Extract every record, exactly as written, and ignore the pictures.

### Collected data entries
------------------------------------

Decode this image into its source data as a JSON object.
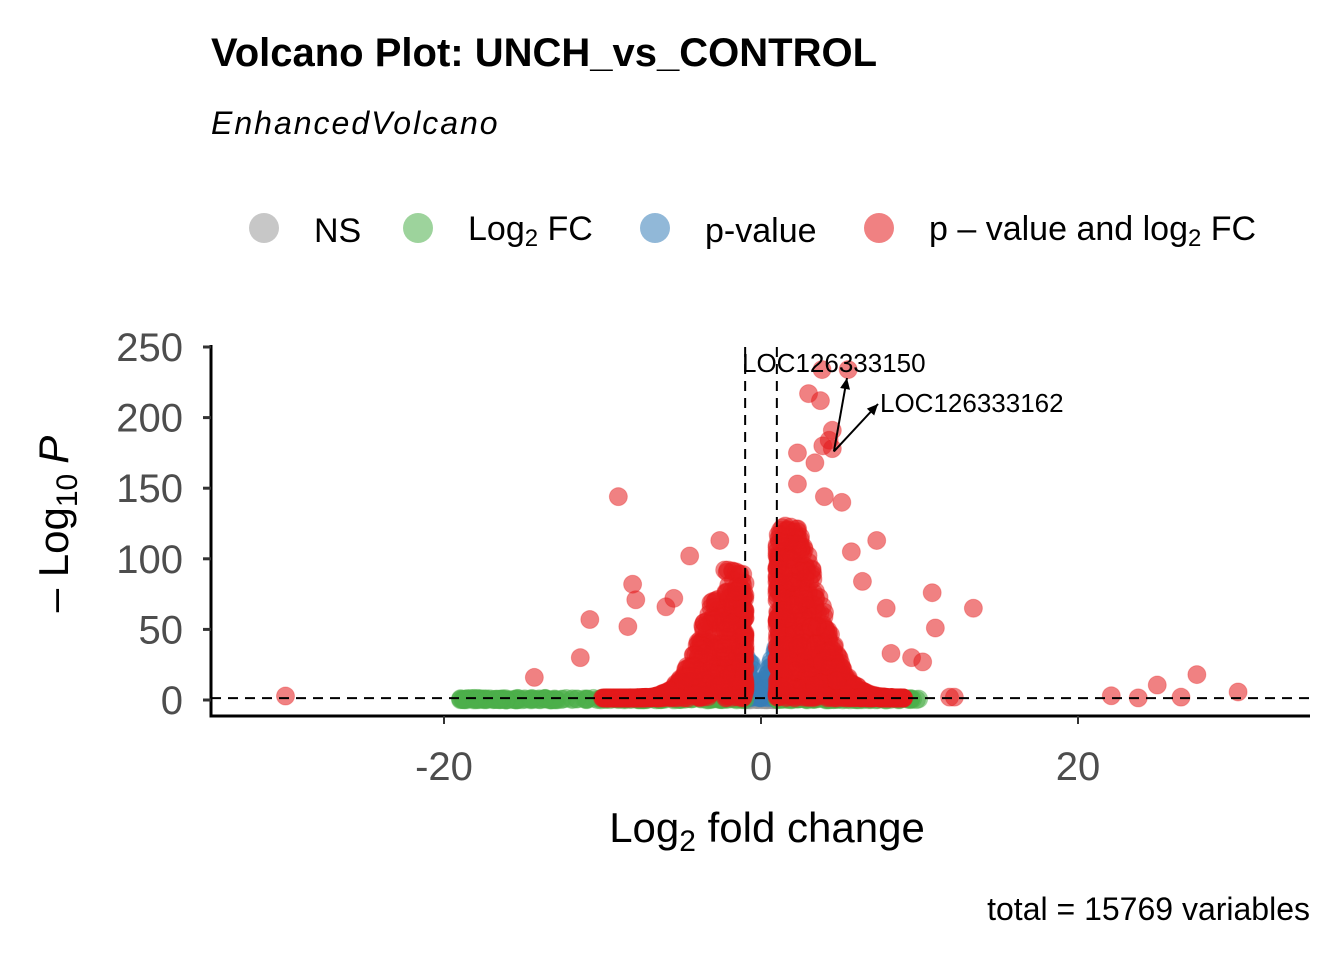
{
  "chart_data": {
    "type": "scatter",
    "title": "Volcano Plot: UNCH_vs_CONTROL",
    "subtitle": "EnhancedVolcano",
    "caption": "total = 15769 variables",
    "xlabel": "Log2 fold change",
    "xlabel_main": "Log",
    "xlabel_sub": "2",
    "xlabel_rest": " fold change",
    "ylabel_main": "– Log",
    "ylabel_sub": "10",
    "ylabel_rest": "P",
    "xlim": [
      -34.7,
      34.6
    ],
    "ylim": [
      -12,
      250
    ],
    "xticks": [
      -20,
      0,
      20
    ],
    "xtick_labels": [
      "-20",
      "0",
      "20"
    ],
    "yticks": [
      0,
      50,
      100,
      150,
      200,
      250
    ],
    "ytick_labels": [
      "0",
      "50",
      "100",
      "150",
      "200",
      "250"
    ],
    "fc_cutoff": 1,
    "p_cutoff_log10": 1.3,
    "grid": false,
    "legend_position": "top",
    "legend": [
      {
        "key": "NS",
        "label": "NS",
        "color": "#999999"
      },
      {
        "key": "FC",
        "label_main": "Log",
        "label_sub": "2",
        "label_rest": " FC",
        "color": "#4daf4a"
      },
      {
        "key": "P",
        "label": "p-value",
        "color": "#377eb8"
      },
      {
        "key": "FC_P",
        "label_main": "p – value and log",
        "label_sub": "2",
        "label_rest": " FC",
        "color": "#e41a1c"
      }
    ],
    "labels": [
      {
        "text": "LOC126333150",
        "x": 3.85,
        "y": 234
      },
      {
        "text": "LOC126333162",
        "x": 5.5,
        "y": 234
      }
    ],
    "highlight_points": [
      {
        "x": -30.0,
        "y": 2.8
      },
      {
        "x": -9.0,
        "y": 144
      },
      {
        "x": -4.5,
        "y": 102
      },
      {
        "x": -2.6,
        "y": 113
      },
      {
        "x": -8.1,
        "y": 82
      },
      {
        "x": -7.9,
        "y": 71
      },
      {
        "x": -10.8,
        "y": 57
      },
      {
        "x": -11.4,
        "y": 30
      },
      {
        "x": -14.3,
        "y": 16
      },
      {
        "x": -6.0,
        "y": 66
      },
      {
        "x": -5.5,
        "y": 72
      },
      {
        "x": -8.4,
        "y": 52
      },
      {
        "x": 3.85,
        "y": 234
      },
      {
        "x": 5.5,
        "y": 234
      },
      {
        "x": 3.0,
        "y": 217
      },
      {
        "x": 3.75,
        "y": 212
      },
      {
        "x": 4.5,
        "y": 191
      },
      {
        "x": 4.3,
        "y": 184
      },
      {
        "x": 3.9,
        "y": 180
      },
      {
        "x": 4.5,
        "y": 178
      },
      {
        "x": 2.3,
        "y": 175
      },
      {
        "x": 3.4,
        "y": 168
      },
      {
        "x": 2.3,
        "y": 153
      },
      {
        "x": 4.0,
        "y": 144
      },
      {
        "x": 5.1,
        "y": 140
      },
      {
        "x": 7.3,
        "y": 113
      },
      {
        "x": 5.7,
        "y": 105
      },
      {
        "x": 10.8,
        "y": 76
      },
      {
        "x": 13.4,
        "y": 65
      },
      {
        "x": 11.0,
        "y": 51
      },
      {
        "x": 7.9,
        "y": 65
      },
      {
        "x": 6.4,
        "y": 84
      },
      {
        "x": 22.1,
        "y": 3
      },
      {
        "x": 23.8,
        "y": 1.5
      },
      {
        "x": 25.0,
        "y": 10.6
      },
      {
        "x": 26.5,
        "y": 2
      },
      {
        "x": 27.5,
        "y": 18
      },
      {
        "x": 30.1,
        "y": 5.7
      },
      {
        "x": 11.9,
        "y": 2
      },
      {
        "x": 12.2,
        "y": 2
      },
      {
        "x": 10.2,
        "y": 27
      },
      {
        "x": 9.5,
        "y": 30
      },
      {
        "x": 8.2,
        "y": 33
      }
    ],
    "cloud": {
      "seed": 7,
      "red_left_n": 700,
      "red_right_n": 900,
      "green_n": 350,
      "blue_n": 80,
      "grey_n": 60
    }
  }
}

------------------------------------

### ANSWER FOR THIS EXERCISE
Decode this image into its source data as a JSON object.
{
  "chart_data": {
    "type": "scatter",
    "title": "Volcano Plot: UNCH_vs_CONTROL",
    "subtitle": "EnhancedVolcano",
    "caption": "total = 15769 variables",
    "xlabel": "Log2 fold change",
    "xlabel_main": "Log",
    "xlabel_sub": "2",
    "xlabel_rest": " fold change",
    "ylabel_main": "– Log",
    "ylabel_sub": "10",
    "ylabel_rest": "P",
    "xlim": [
      -34.7,
      34.6
    ],
    "ylim": [
      -12,
      250
    ],
    "xticks": [
      -20,
      0,
      20
    ],
    "xtick_labels": [
      "-20",
      "0",
      "20"
    ],
    "yticks": [
      0,
      50,
      100,
      150,
      200,
      250
    ],
    "ytick_labels": [
      "0",
      "50",
      "100",
      "150",
      "200",
      "250"
    ],
    "fc_cutoff": 1,
    "p_cutoff_log10": 1.3,
    "grid": false,
    "legend_position": "top",
    "legend": [
      {
        "key": "NS",
        "label": "NS",
        "color": "#999999"
      },
      {
        "key": "FC",
        "label_main": "Log",
        "label_sub": "2",
        "label_rest": " FC",
        "color": "#4daf4a"
      },
      {
        "key": "P",
        "label": "p-value",
        "color": "#377eb8"
      },
      {
        "key": "FC_P",
        "label_main": "p – value and log",
        "label_sub": "2",
        "label_rest": " FC",
        "color": "#e41a1c"
      }
    ],
    "labels": [
      {
        "text": "LOC126333150",
        "x": 3.85,
        "y": 234
      },
      {
        "text": "LOC126333162",
        "x": 5.5,
        "y": 234
      }
    ],
    "highlight_points": [
      {
        "x": -30.0,
        "y": 2.8
      },
      {
        "x": -9.0,
        "y": 144
      },
      {
        "x": -4.5,
        "y": 102
      },
      {
        "x": -2.6,
        "y": 113
      },
      {
        "x": -8.1,
        "y": 82
      },
      {
        "x": -7.9,
        "y": 71
      },
      {
        "x": -10.8,
        "y": 57
      },
      {
        "x": -11.4,
        "y": 30
      },
      {
        "x": -14.3,
        "y": 16
      },
      {
        "x": -6.0,
        "y": 66
      },
      {
        "x": -5.5,
        "y": 72
      },
      {
        "x": -8.4,
        "y": 52
      },
      {
        "x": 3.85,
        "y": 234
      },
      {
        "x": 5.5,
        "y": 234
      },
      {
        "x": 3.0,
        "y": 217
      },
      {
        "x": 3.75,
        "y": 212
      },
      {
        "x": 4.5,
        "y": 191
      },
      {
        "x": 4.3,
        "y": 184
      },
      {
        "x": 3.9,
        "y": 180
      },
      {
        "x": 4.5,
        "y": 178
      },
      {
        "x": 2.3,
        "y": 175
      },
      {
        "x": 3.4,
        "y": 168
      },
      {
        "x": 2.3,
        "y": 153
      },
      {
        "x": 4.0,
        "y": 144
      },
      {
        "x": 5.1,
        "y": 140
      },
      {
        "x": 7.3,
        "y": 113
      },
      {
        "x": 5.7,
        "y": 105
      },
      {
        "x": 10.8,
        "y": 76
      },
      {
        "x": 13.4,
        "y": 65
      },
      {
        "x": 11.0,
        "y": 51
      },
      {
        "x": 7.9,
        "y": 65
      },
      {
        "x": 6.4,
        "y": 84
      },
      {
        "x": 22.1,
        "y": 3
      },
      {
        "x": 23.8,
        "y": 1.5
      },
      {
        "x": 25.0,
        "y": 10.6
      },
      {
        "x": 26.5,
        "y": 2
      },
      {
        "x": 27.5,
        "y": 18
      },
      {
        "x": 30.1,
        "y": 5.7
      },
      {
        "x": 11.9,
        "y": 2
      },
      {
        "x": 12.2,
        "y": 2
      },
      {
        "x": 10.2,
        "y": 27
      },
      {
        "x": 9.5,
        "y": 30
      },
      {
        "x": 8.2,
        "y": 33
      }
    ],
    "cloud": {
      "seed": 7,
      "red_left_n": 700,
      "red_right_n": 900,
      "green_n": 350,
      "blue_n": 80,
      "grey_n": 60
    }
  }
}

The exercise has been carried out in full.